DO THIS >>
Pull every line of the entries that has the word "веществ".

───── EXERCISE INPUT ─────

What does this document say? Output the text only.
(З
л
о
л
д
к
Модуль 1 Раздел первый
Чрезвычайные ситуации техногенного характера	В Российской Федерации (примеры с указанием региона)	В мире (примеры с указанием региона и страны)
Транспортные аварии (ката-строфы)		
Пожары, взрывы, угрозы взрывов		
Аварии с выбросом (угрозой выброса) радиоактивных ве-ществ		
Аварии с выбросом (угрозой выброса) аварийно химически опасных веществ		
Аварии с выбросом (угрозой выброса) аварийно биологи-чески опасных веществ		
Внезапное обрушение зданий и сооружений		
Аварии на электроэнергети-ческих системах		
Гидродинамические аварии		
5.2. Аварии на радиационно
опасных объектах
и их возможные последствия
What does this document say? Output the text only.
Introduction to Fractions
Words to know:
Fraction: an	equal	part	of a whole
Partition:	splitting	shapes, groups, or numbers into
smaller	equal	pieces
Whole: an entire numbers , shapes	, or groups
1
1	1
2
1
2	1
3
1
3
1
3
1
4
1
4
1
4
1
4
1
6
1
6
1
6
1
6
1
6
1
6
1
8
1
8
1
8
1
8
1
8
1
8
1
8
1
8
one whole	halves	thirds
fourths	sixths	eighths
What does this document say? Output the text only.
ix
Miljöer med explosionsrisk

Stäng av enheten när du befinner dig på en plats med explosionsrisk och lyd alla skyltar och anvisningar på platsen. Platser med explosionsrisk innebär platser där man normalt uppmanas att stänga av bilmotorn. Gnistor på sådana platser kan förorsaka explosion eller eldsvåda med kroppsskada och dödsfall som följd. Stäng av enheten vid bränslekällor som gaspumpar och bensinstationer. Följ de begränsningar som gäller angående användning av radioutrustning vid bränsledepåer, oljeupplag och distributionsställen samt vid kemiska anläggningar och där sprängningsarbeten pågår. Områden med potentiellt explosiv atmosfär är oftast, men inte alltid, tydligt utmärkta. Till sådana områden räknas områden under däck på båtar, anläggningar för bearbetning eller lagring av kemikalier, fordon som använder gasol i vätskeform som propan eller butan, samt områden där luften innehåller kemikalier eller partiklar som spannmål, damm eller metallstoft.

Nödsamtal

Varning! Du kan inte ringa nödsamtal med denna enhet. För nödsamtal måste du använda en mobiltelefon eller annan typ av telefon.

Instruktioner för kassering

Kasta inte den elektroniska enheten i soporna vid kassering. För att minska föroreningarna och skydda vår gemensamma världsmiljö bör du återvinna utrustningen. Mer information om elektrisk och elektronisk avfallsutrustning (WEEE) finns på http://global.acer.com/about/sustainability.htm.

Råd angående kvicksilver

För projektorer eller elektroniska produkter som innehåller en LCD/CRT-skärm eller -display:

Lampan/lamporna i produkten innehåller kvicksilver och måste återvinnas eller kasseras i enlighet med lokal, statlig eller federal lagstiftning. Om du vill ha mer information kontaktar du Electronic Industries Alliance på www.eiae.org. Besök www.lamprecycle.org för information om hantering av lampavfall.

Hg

─────

EXERCISE OUTPUT >>
Аварии с выбросом (угрозой выброса) аварийно химически опасных веществ		
Аварии с выбросом (угрозой выброса) аварийно биологи-чески опасных веществ		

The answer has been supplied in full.